_Stated task_:
Exclude the pictures, then quote exactly the lines from the one holding "Transcribe this image's" through the last line of the records.

_Data entries for graphics_:

_ _ _

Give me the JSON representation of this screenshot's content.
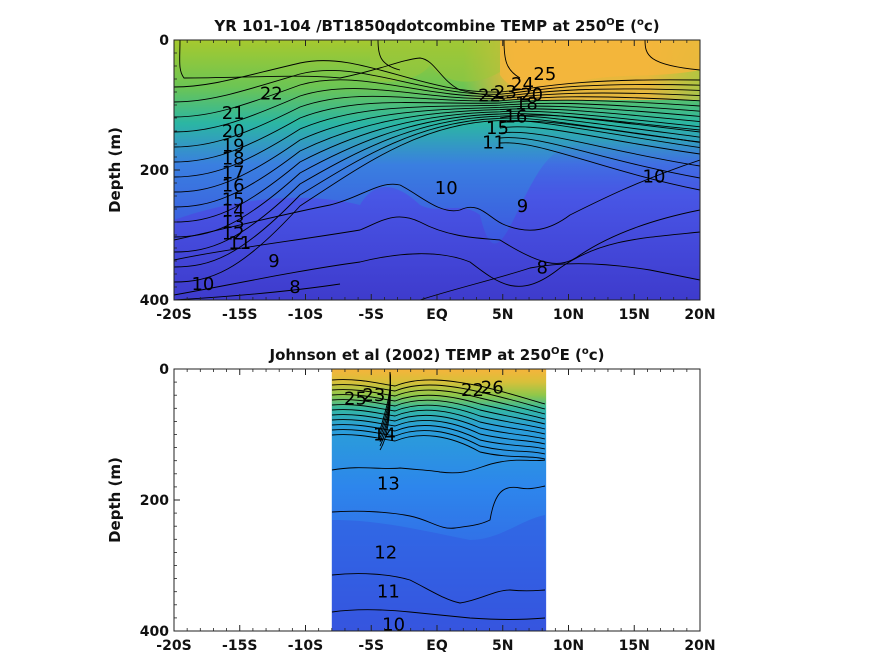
{
  "chart_data": [
    {
      "type": "contour",
      "title_main": "YR 101-104 /BT1850qdotcombine TEMP at 250",
      "title_sup1": "O",
      "title_mid": "E (",
      "title_sup2": "o",
      "title_end": "c)",
      "ylabel": "Depth (m)",
      "xlim": [
        -20,
        20
      ],
      "ylim": [
        0,
        400
      ],
      "x_ticks": [
        "-20S",
        "-15S",
        "-10S",
        "-5S",
        "EQ",
        "5N",
        "10N",
        "15N",
        "20N"
      ],
      "y_ticks": [
        "0",
        "200",
        "400"
      ],
      "data_extent": [
        -20,
        20
      ],
      "contour_labels": [
        {
          "text": "25",
          "x": 8.2,
          "y": 52
        },
        {
          "text": "24",
          "x": 6.5,
          "y": 68
        },
        {
          "text": "23",
          "x": 5.2,
          "y": 80
        },
        {
          "text": "22",
          "x": 4.0,
          "y": 85
        },
        {
          "text": "22",
          "x": -12.6,
          "y": 82
        },
        {
          "text": "21",
          "x": -15.5,
          "y": 112
        },
        {
          "text": "20",
          "x": -15.5,
          "y": 140
        },
        {
          "text": "19",
          "x": -15.5,
          "y": 162
        },
        {
          "text": "18",
          "x": -15.5,
          "y": 182
        },
        {
          "text": "17",
          "x": -15.5,
          "y": 204
        },
        {
          "text": "16",
          "x": -15.5,
          "y": 224
        },
        {
          "text": "15",
          "x": -15.5,
          "y": 245
        },
        {
          "text": "14",
          "x": -15.5,
          "y": 262
        },
        {
          "text": "13",
          "x": -15.5,
          "y": 280
        },
        {
          "text": "12",
          "x": -15.5,
          "y": 298
        },
        {
          "text": "11",
          "x": -15.0,
          "y": 312
        },
        {
          "text": "10",
          "x": -17.8,
          "y": 375
        },
        {
          "text": "9",
          "x": -12.4,
          "y": 340
        },
        {
          "text": "8",
          "x": -10.8,
          "y": 380
        },
        {
          "text": "10",
          "x": 0.7,
          "y": 228
        },
        {
          "text": "9",
          "x": 6.5,
          "y": 255
        },
        {
          "text": "8",
          "x": 8.0,
          "y": 350
        },
        {
          "text": "10",
          "x": 16.5,
          "y": 210
        },
        {
          "text": "11",
          "x": 4.3,
          "y": 158
        },
        {
          "text": "15",
          "x": 4.6,
          "y": 135
        },
        {
          "text": "16",
          "x": 6.0,
          "y": 118
        },
        {
          "text": "18",
          "x": 6.8,
          "y": 98
        },
        {
          "text": "20",
          "x": 7.2,
          "y": 84
        }
      ]
    },
    {
      "type": "contour",
      "title_main": "Johnson et al (2002) TEMP at 250",
      "title_sup1": "O",
      "title_mid": "E (",
      "title_sup2": "o",
      "title_end": "c)",
      "ylabel": "Depth (m)",
      "xlim": [
        -20,
        20
      ],
      "ylim": [
        0,
        400
      ],
      "x_ticks": [
        "-20S",
        "-15S",
        "-10S",
        "-5S",
        "EQ",
        "5N",
        "10N",
        "15N",
        "20N"
      ],
      "y_ticks": [
        "0",
        "200",
        "400"
      ],
      "data_extent": [
        -8,
        8.3
      ],
      "contour_labels": [
        {
          "text": "25",
          "x": -6.2,
          "y": 45
        },
        {
          "text": "23",
          "x": -4.8,
          "y": 40
        },
        {
          "text": "22",
          "x": 2.7,
          "y": 32
        },
        {
          "text": "26",
          "x": 4.2,
          "y": 28
        },
        {
          "text": "14",
          "x": -4.0,
          "y": 100
        },
        {
          "text": "13",
          "x": -3.7,
          "y": 175
        },
        {
          "text": "12",
          "x": -3.9,
          "y": 280
        },
        {
          "text": "11",
          "x": -3.7,
          "y": 340
        },
        {
          "text": "10",
          "x": -3.3,
          "y": 390
        }
      ]
    }
  ]
}
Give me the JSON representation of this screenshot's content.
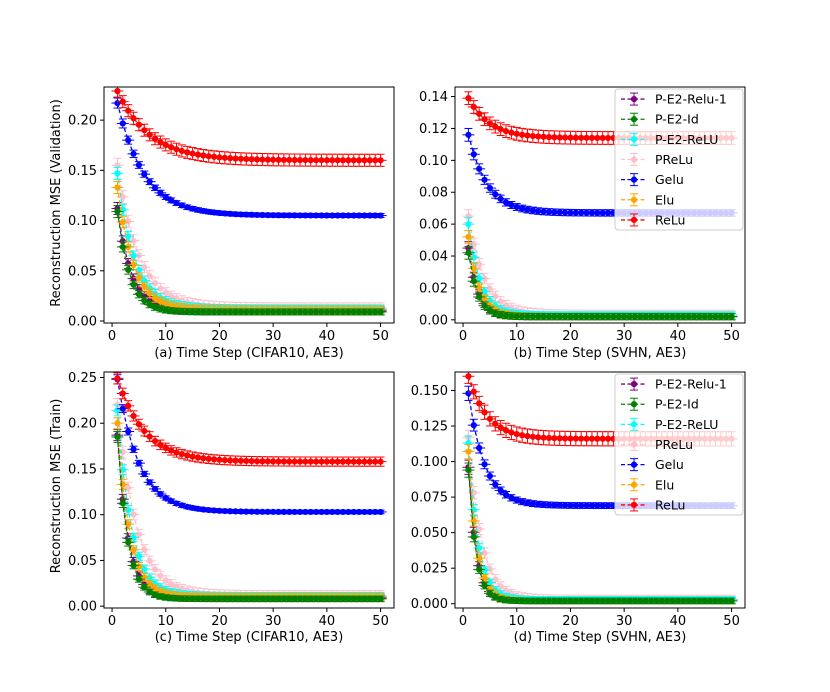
{
  "figure": {
    "ylabel_top": "Reconstruction MSE (Validation)",
    "ylabel_bottom": "Reconstruction MSE (Train)"
  },
  "legend_entries": [
    {
      "name": "P-E2-Relu-1",
      "color": "#800080"
    },
    {
      "name": "P-E2-Id",
      "color": "#008000"
    },
    {
      "name": "P-E2-ReLU",
      "color": "#00ffff"
    },
    {
      "name": "PReLu",
      "color": "#ffc0cb"
    },
    {
      "name": "Gelu",
      "color": "#0000ff"
    },
    {
      "name": "Elu",
      "color": "#ffa500"
    },
    {
      "name": "ReLu",
      "color": "#ff0000"
    }
  ],
  "chart_data": [
    {
      "type": "line",
      "xlabel": "(a) Time Step (CIFAR10, AE3)",
      "ylabel": "Reconstruction MSE (Validation)",
      "xlim": [
        -1.5,
        52.5
      ],
      "ylim": [
        -0.002,
        0.233
      ],
      "xticks": [
        0,
        10,
        20,
        30,
        40,
        50
      ],
      "yticks": [
        0.0,
        0.05,
        0.1,
        0.15,
        0.2
      ],
      "ytick_labels": [
        "0.00",
        "0.05",
        "0.10",
        "0.15",
        "0.20"
      ],
      "legend": false,
      "series_models": [
        {
          "name": "P-E2-Relu-1",
          "start": 0.112,
          "end": 0.01,
          "tau": 2.6,
          "err0": 0.006,
          "err": 0.004
        },
        {
          "name": "P-E2-Id",
          "start": 0.109,
          "end": 0.009,
          "tau": 2.3,
          "err0": 0.006,
          "err": 0.003
        },
        {
          "name": "P-E2-ReLU",
          "start": 0.147,
          "end": 0.012,
          "tau": 3.2,
          "err0": 0.006,
          "err": 0.004
        },
        {
          "name": "PReLu",
          "start": 0.155,
          "end": 0.013,
          "tau": 4.0,
          "err0": 0.007,
          "err": 0.005
        },
        {
          "name": "Gelu",
          "start": 0.217,
          "end": 0.105,
          "tau": 5.0,
          "err0": 0.005,
          "err": 0.002
        },
        {
          "name": "Elu",
          "start": 0.133,
          "end": 0.011,
          "tau": 3.0,
          "err0": 0.006,
          "err": 0.004
        },
        {
          "name": "ReLu",
          "start": 0.229,
          "end": 0.16,
          "tau": 6.0,
          "err0": 0.006,
          "err": 0.006
        }
      ]
    },
    {
      "type": "line",
      "xlabel": "(b) Time Step (SVHN, AE3)",
      "ylabel": "",
      "xlim": [
        -1.5,
        52.5
      ],
      "ylim": [
        -0.002,
        0.146
      ],
      "xticks": [
        0,
        10,
        20,
        30,
        40,
        50
      ],
      "yticks": [
        0.0,
        0.02,
        0.04,
        0.06,
        0.08,
        0.1,
        0.12,
        0.14
      ],
      "ytick_labels": [
        "0.00",
        "0.02",
        "0.04",
        "0.06",
        "0.08",
        "0.10",
        "0.12",
        "0.14"
      ],
      "legend": true,
      "series_models": [
        {
          "name": "P-E2-Relu-1",
          "start": 0.045,
          "end": 0.002,
          "tau": 1.8,
          "err0": 0.004,
          "err": 0.002
        },
        {
          "name": "P-E2-Id",
          "start": 0.042,
          "end": 0.002,
          "tau": 1.7,
          "err0": 0.004,
          "err": 0.002
        },
        {
          "name": "P-E2-ReLU",
          "start": 0.06,
          "end": 0.003,
          "tau": 2.2,
          "err0": 0.004,
          "err": 0.002
        },
        {
          "name": "PReLu",
          "start": 0.065,
          "end": 0.003,
          "tau": 3.0,
          "err0": 0.004,
          "err": 0.003
        },
        {
          "name": "Gelu",
          "start": 0.116,
          "end": 0.067,
          "tau": 3.5,
          "err0": 0.004,
          "err": 0.002
        },
        {
          "name": "Elu",
          "start": 0.052,
          "end": 0.002,
          "tau": 2.0,
          "err0": 0.004,
          "err": 0.002
        },
        {
          "name": "ReLu",
          "start": 0.139,
          "end": 0.114,
          "tau": 4.0,
          "err0": 0.004,
          "err": 0.004
        }
      ]
    },
    {
      "type": "line",
      "xlabel": "(c) Time Step (CIFAR10, AE3)",
      "ylabel": "Reconstruction MSE (Train)",
      "xlim": [
        -1.5,
        52.5
      ],
      "ylim": [
        -0.002,
        0.256
      ],
      "xticks": [
        0,
        10,
        20,
        30,
        40,
        50
      ],
      "yticks": [
        0.0,
        0.05,
        0.1,
        0.15,
        0.2,
        0.25
      ],
      "ytick_labels": [
        "0.00",
        "0.05",
        "0.10",
        "0.15",
        "0.20",
        "0.25"
      ],
      "legend": false,
      "series_models": [
        {
          "name": "P-E2-Relu-1",
          "start": 0.187,
          "end": 0.009,
          "tau": 2.0,
          "err0": 0.006,
          "err": 0.004
        },
        {
          "name": "P-E2-Id",
          "start": 0.185,
          "end": 0.008,
          "tau": 1.9,
          "err0": 0.006,
          "err": 0.003
        },
        {
          "name": "P-E2-ReLU",
          "start": 0.214,
          "end": 0.011,
          "tau": 2.6,
          "err0": 0.006,
          "err": 0.004
        },
        {
          "name": "PReLu",
          "start": 0.22,
          "end": 0.012,
          "tau": 3.5,
          "err0": 0.007,
          "err": 0.005
        },
        {
          "name": "Gelu",
          "start": 0.248,
          "end": 0.103,
          "tau": 4.0,
          "err0": 0.005,
          "err": 0.002
        },
        {
          "name": "Elu",
          "start": 0.2,
          "end": 0.01,
          "tau": 2.3,
          "err0": 0.006,
          "err": 0.004
        },
        {
          "name": "ReLu",
          "start": 0.249,
          "end": 0.158,
          "tau": 5.0,
          "err0": 0.006,
          "err": 0.005
        }
      ]
    },
    {
      "type": "line",
      "xlabel": "(d) Time Step (SVHN, AE3)",
      "ylabel": "",
      "xlim": [
        -1.5,
        52.5
      ],
      "ylim": [
        -0.003,
        0.163
      ],
      "xticks": [
        0,
        10,
        20,
        30,
        40,
        50
      ],
      "yticks": [
        0.0,
        0.025,
        0.05,
        0.075,
        0.1,
        0.125,
        0.15
      ],
      "ytick_labels": [
        "0.000",
        "0.025",
        "0.050",
        "0.075",
        "0.100",
        "0.125",
        "0.150"
      ],
      "legend": true,
      "series_models": [
        {
          "name": "P-E2-Relu-1",
          "start": 0.096,
          "end": 0.002,
          "tau": 1.5,
          "err0": 0.005,
          "err": 0.002
        },
        {
          "name": "P-E2-Id",
          "start": 0.094,
          "end": 0.002,
          "tau": 1.4,
          "err0": 0.005,
          "err": 0.002
        },
        {
          "name": "P-E2-ReLU",
          "start": 0.113,
          "end": 0.003,
          "tau": 1.8,
          "err0": 0.005,
          "err": 0.002
        },
        {
          "name": "PReLu",
          "start": 0.117,
          "end": 0.003,
          "tau": 2.4,
          "err0": 0.005,
          "err": 0.003
        },
        {
          "name": "Gelu",
          "start": 0.148,
          "end": 0.069,
          "tau": 3.0,
          "err0": 0.005,
          "err": 0.002
        },
        {
          "name": "Elu",
          "start": 0.107,
          "end": 0.002,
          "tau": 1.6,
          "err0": 0.005,
          "err": 0.002
        },
        {
          "name": "ReLu",
          "start": 0.16,
          "end": 0.116,
          "tau": 3.5,
          "err0": 0.005,
          "err": 0.005
        }
      ]
    }
  ]
}
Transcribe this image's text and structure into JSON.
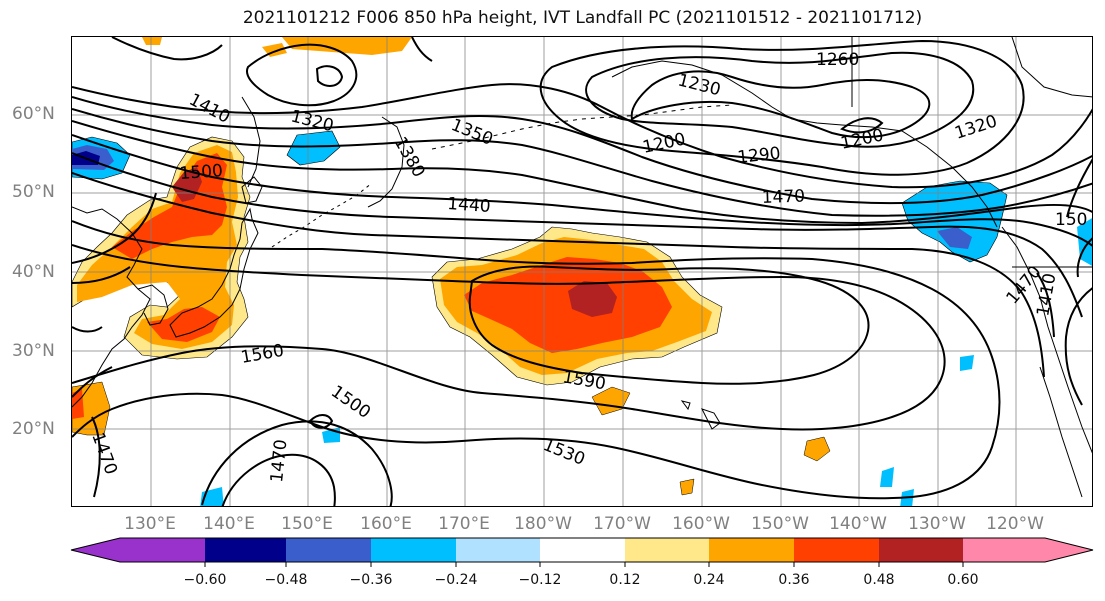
{
  "title": "2021101212 F006 850 hPa height, IVT Landfall PC (2021101512 - 2021101712)",
  "latitudes": [
    "60°N",
    "50°N",
    "40°N",
    "30°N",
    "20°N"
  ],
  "longitudes": [
    "130°E",
    "140°E",
    "150°E",
    "160°E",
    "170°E",
    "180°W",
    "170°W",
    "160°W",
    "150°W",
    "140°W",
    "130°W",
    "120°W"
  ],
  "contour_labels": [
    "1260",
    "1230",
    "1320",
    "1410",
    "1350",
    "1380",
    "1200",
    "1290",
    "1200",
    "1320",
    "1500",
    "1440",
    "1470",
    "150",
    "1560",
    "1590",
    "1500",
    "1530",
    "1470",
    "1470",
    "1470",
    "1410"
  ],
  "colorbar": {
    "ticks": [
      "−0.60",
      "−0.48",
      "−0.36",
      "−0.24",
      "−0.12",
      "0.12",
      "0.24",
      "0.36",
      "0.48",
      "0.60"
    ],
    "colors": [
      "#9932cc",
      "#00008b",
      "#3a5fcd",
      "#00bfff",
      "#b0e2ff",
      "#ffffff",
      "#ffe88a",
      "#ffa500",
      "#ff4000",
      "#b22222",
      "#ff88aa"
    ]
  }
}
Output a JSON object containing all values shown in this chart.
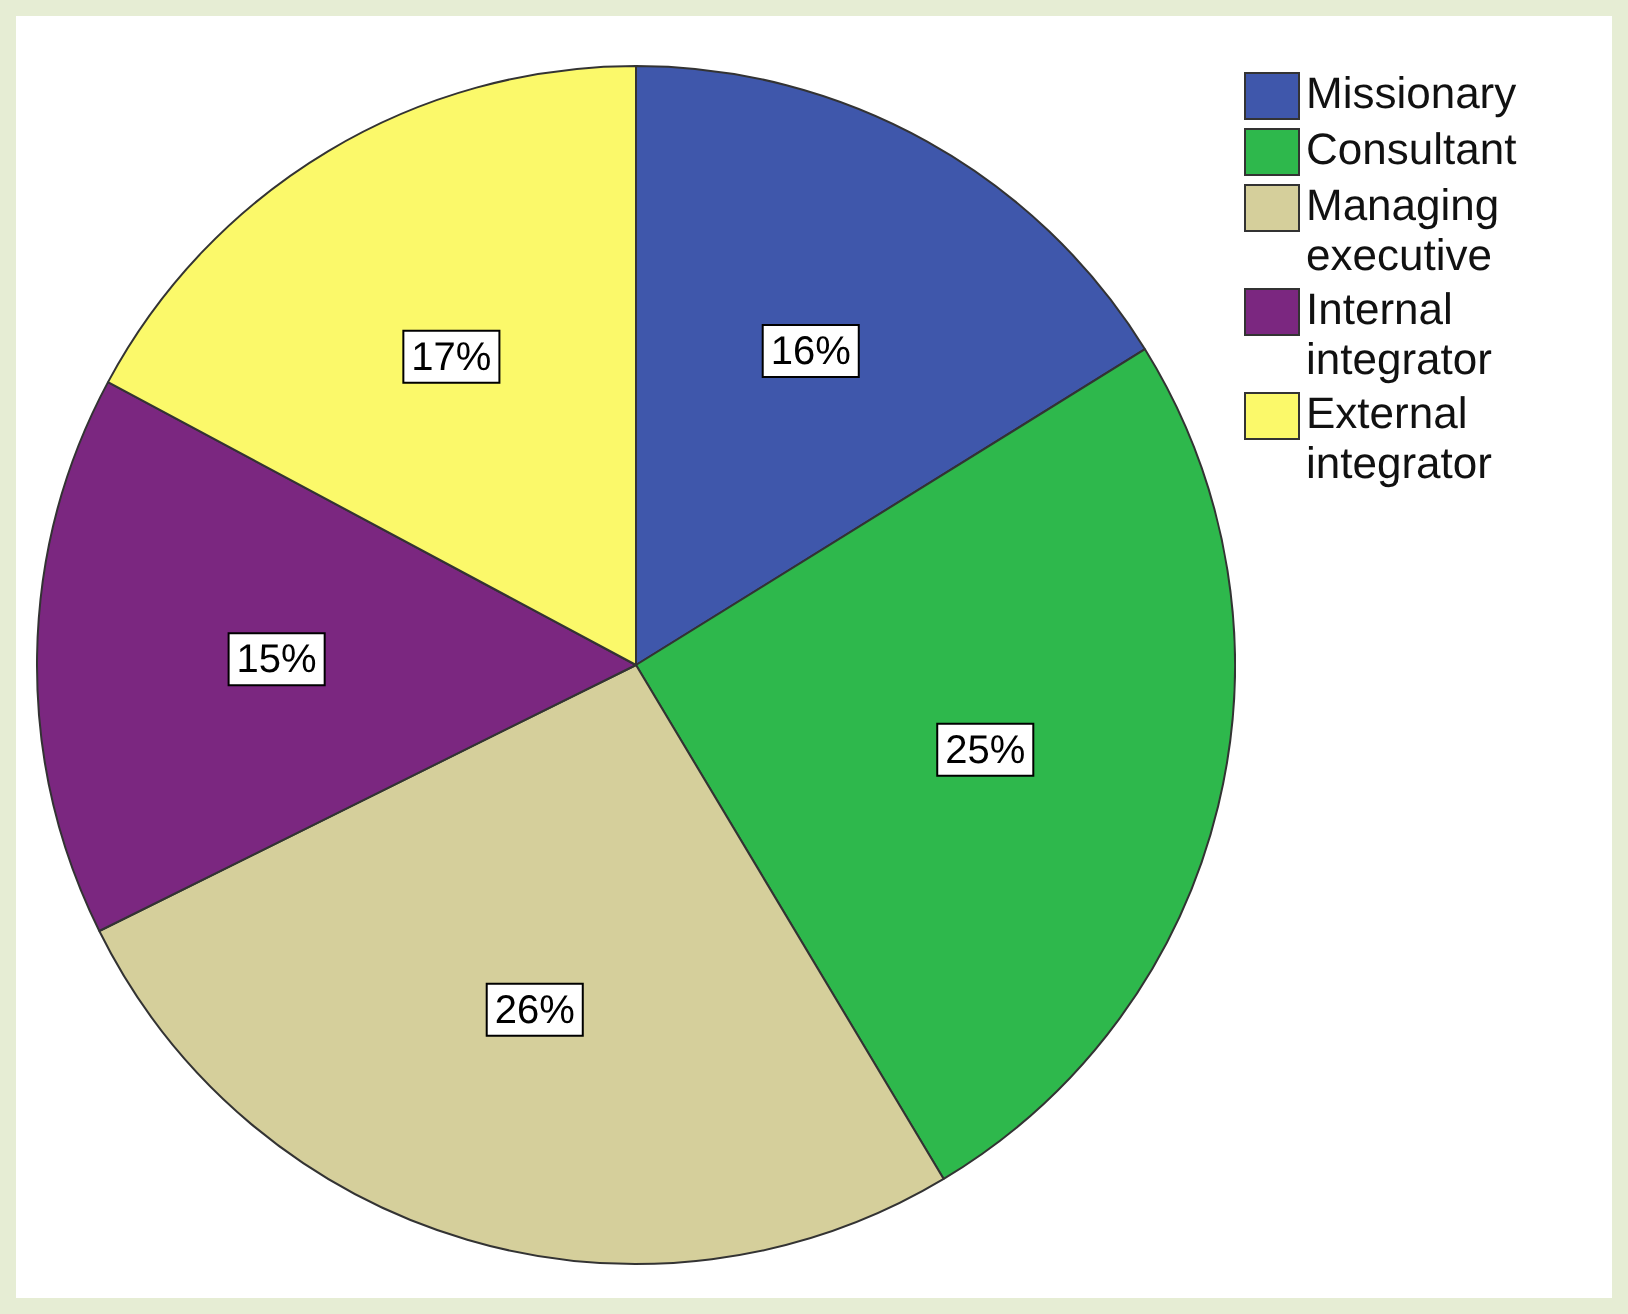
{
  "chart_data": {
    "type": "pie",
    "categories": [
      "Missionary",
      "Consultant",
      "Managing executive",
      "Internal integrator",
      "External integrator"
    ],
    "values": [
      16,
      25,
      26,
      15,
      17
    ],
    "colors": [
      "#3f57ab",
      "#2eb84c",
      "#d5cf9b",
      "#7b2780",
      "#fbf96a"
    ],
    "value_labels": [
      "16%",
      "25%",
      "26%",
      "15%",
      "17%"
    ],
    "legend": "top right"
  }
}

_ _ _

_Solved problem_:
Transcribe this image's text and structure into JSON.
{
  "title": "2021101212 F006 850 hPa height, IVT Landfall PC (2021101512 - 2021101712)",
  "latitudes": [
    "60°N",
    "50°N",
    "40°N",
    "30°N",
    "20°N"
  ],
  "longitudes": [
    "130°E",
    "140°E",
    "150°E",
    "160°E",
    "170°E",
    "180°W",
    "170°W",
    "160°W",
    "150°W",
    "140°W",
    "130°W",
    "120°W"
  ],
  "contour_labels": [
    "1260",
    "1230",
    "1320",
    "1410",
    "1350",
    "1380",
    "1200",
    "1290",
    "1200",
    "1320",
    "1500",
    "1440",
    "1470",
    "150",
    "1560",
    "1590",
    "1500",
    "1530",
    "1470",
    "1470",
    "1470",
    "1410"
  ],
  "colorbar": {
    "ticks": [
      "−0.60",
      "−0.48",
      "−0.36",
      "−0.24",
      "−0.12",
      "0.12",
      "0.24",
      "0.36",
      "0.48",
      "0.60"
    ],
    "colors": [
      "#9932cc",
      "#00008b",
      "#3a5fcd",
      "#00bfff",
      "#b0e2ff",
      "#ffffff",
      "#ffe88a",
      "#ffa500",
      "#ff4000",
      "#b22222",
      "#ff88aa"
    ]
  }
}
Output a JSON object containing all values shown in this chart.
{
  "chart_data": {
    "type": "pie",
    "categories": [
      "Missionary",
      "Consultant",
      "Managing executive",
      "Internal integrator",
      "External integrator"
    ],
    "values": [
      16,
      25,
      26,
      15,
      17
    ],
    "colors": [
      "#3f57ab",
      "#2eb84c",
      "#d5cf9b",
      "#7b2780",
      "#fbf96a"
    ],
    "value_labels": [
      "16%",
      "25%",
      "26%",
      "15%",
      "17%"
    ],
    "legend": "top right"
  }
}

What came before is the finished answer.